Without the pictures, print each of the records below exactly as it appears.

>> start

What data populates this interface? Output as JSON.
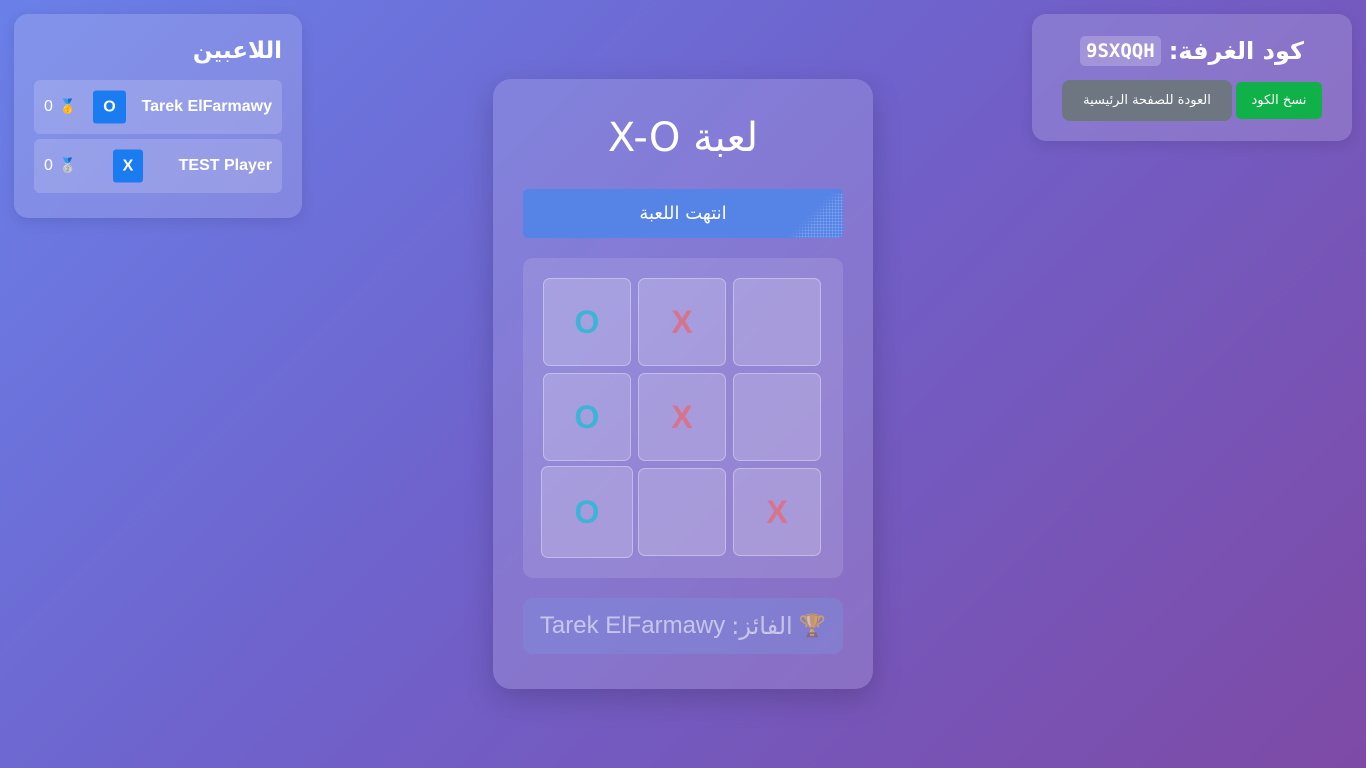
{
  "room": {
    "label": "كود الغرفة:",
    "code": "9SXQQH",
    "copy_button": "نسخ الكود",
    "home_button": "العودة للصفحة الرئيسية"
  },
  "players": {
    "title": "اللاعبين",
    "items": [
      {
        "name": "Tarek ElFarmawy",
        "symbol": "O",
        "medal": "🥇",
        "score": "0"
      },
      {
        "name": "TEST Player",
        "symbol": "X",
        "medal": "🥈",
        "score": "0"
      }
    ]
  },
  "game": {
    "title": "لعبة X-O",
    "status": "انتهت اللعبة",
    "board": [
      "O",
      "X",
      "",
      "O",
      "X",
      "",
      "O",
      "",
      "X"
    ],
    "winner_label": "الفائز:",
    "winner_name": "Tarek ElFarmawy",
    "winner_icon": "🏆"
  },
  "colors": {
    "o_mark": "#3db4d6",
    "x_mark": "#d7738d",
    "badge": "#1a7cf0",
    "copy_button": "#10b148",
    "home_button": "#6d7681",
    "status_bar": "#5584e6"
  }
}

>> end

[The output]
What data populates this interface? Output as JSON.
{
  "room": {
    "label": "كود الغرفة:",
    "code": "9SXQQH",
    "copy_button": "نسخ الكود",
    "home_button": "العودة للصفحة الرئيسية"
  },
  "players": {
    "title": "اللاعبين",
    "items": [
      {
        "name": "Tarek ElFarmawy",
        "symbol": "O",
        "medal": "🥇",
        "score": "0"
      },
      {
        "name": "TEST Player",
        "symbol": "X",
        "medal": "🥈",
        "score": "0"
      }
    ]
  },
  "game": {
    "title": "لعبة X-O",
    "status": "انتهت اللعبة",
    "board": [
      "O",
      "X",
      "",
      "O",
      "X",
      "",
      "O",
      "",
      "X"
    ],
    "winner_label": "الفائز:",
    "winner_name": "Tarek ElFarmawy",
    "winner_icon": "🏆"
  },
  "colors": {
    "o_mark": "#3db4d6",
    "x_mark": "#d7738d",
    "badge": "#1a7cf0",
    "copy_button": "#10b148",
    "home_button": "#6d7681",
    "status_bar": "#5584e6"
  }
}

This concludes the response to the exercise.